### What is being asked
Revise the listing below by replacing "bounding box" with "enclosing rectangle" and leaving everything else as it is. Leave the pictures out of your answer.

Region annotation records
◇ ◇ ◇ ◇

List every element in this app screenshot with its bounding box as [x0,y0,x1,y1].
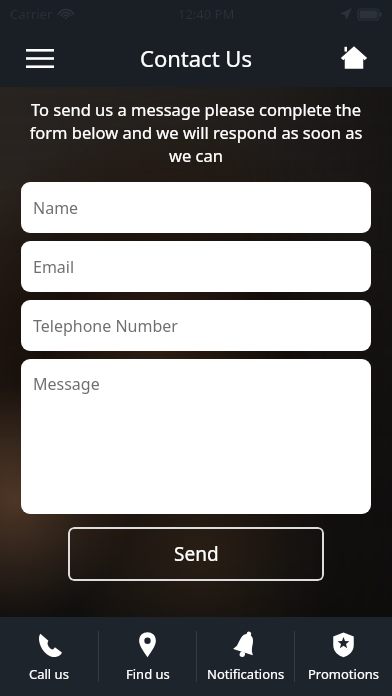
button[interactable]: Notifications [197,617,294,696]
staticText: Find us [126,665,170,683]
staticText: Send [174,541,219,567]
staticText: Name [33,197,79,219]
staticText: Notifications [207,665,285,683]
staticText: To send us a message please complete the… [24,98,368,167]
button[interactable]: Menu [14,32,66,84]
staticText: Email [33,256,75,278]
button[interactable]: Message [21,359,371,514]
button[interactable]: Email [21,241,371,292]
staticText: Call us [29,665,69,683]
staticText: Telephone Number [33,315,178,337]
staticText: Promotions [308,665,380,683]
button[interactable]: Send [68,527,324,581]
button[interactable]: Call us [0,617,98,696]
button[interactable]: Name [21,182,371,233]
button[interactable]: Find us [99,617,196,696]
button[interactable]: Telephone Number [21,300,371,351]
staticText: Contact Us [140,43,252,73]
button[interactable]: Promotions [295,617,392,696]
staticText: Carrier [10,5,53,23]
staticText: 12:40 PM [178,5,235,23]
staticText: Message [33,373,100,395]
button[interactable]: Home [328,32,380,84]
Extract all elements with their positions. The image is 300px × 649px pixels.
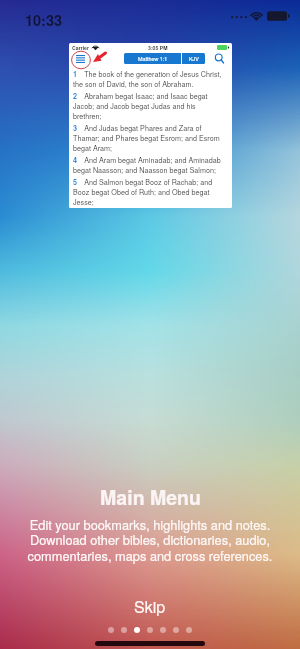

◇ ◇ ◇ ◇

### Output of the task
List every element in this app screenshot with its enclosing rectangle as [x0,y0,x1,y1].
button[interactable]: Notifications [197,617,294,696]
staticText: Find us [126,665,170,683]
staticText: Send [174,541,219,567]
staticText: Name [33,197,79,219]
staticText: Notifications [207,665,285,683]
staticText: To send us a message please complete the… [24,98,368,167]
button[interactable]: Menu [14,32,66,84]
staticText: Email [33,256,75,278]
button[interactable]: Message [21,359,371,514]
button[interactable]: Email [21,241,371,292]
staticText: Call us [29,665,69,683]
staticText: Telephone Number [33,315,178,337]
staticText: Promotions [308,665,380,683]
button[interactable]: Send [68,527,324,581]
button[interactable]: Call us [0,617,98,696]
button[interactable]: Name [21,182,371,233]
button[interactable]: Find us [99,617,196,696]
button[interactable]: Telephone Number [21,300,371,351]
staticText: Contact Us [140,43,252,73]
button[interactable]: Promotions [295,617,392,696]
staticText: Carrier [10,5,53,23]
staticText: 12:40 PM [178,5,235,23]
staticText: Message [33,373,100,395]
button[interactable]: Home [328,32,380,84]
Extract all elements with their positions. The image is 300px × 649px pixels.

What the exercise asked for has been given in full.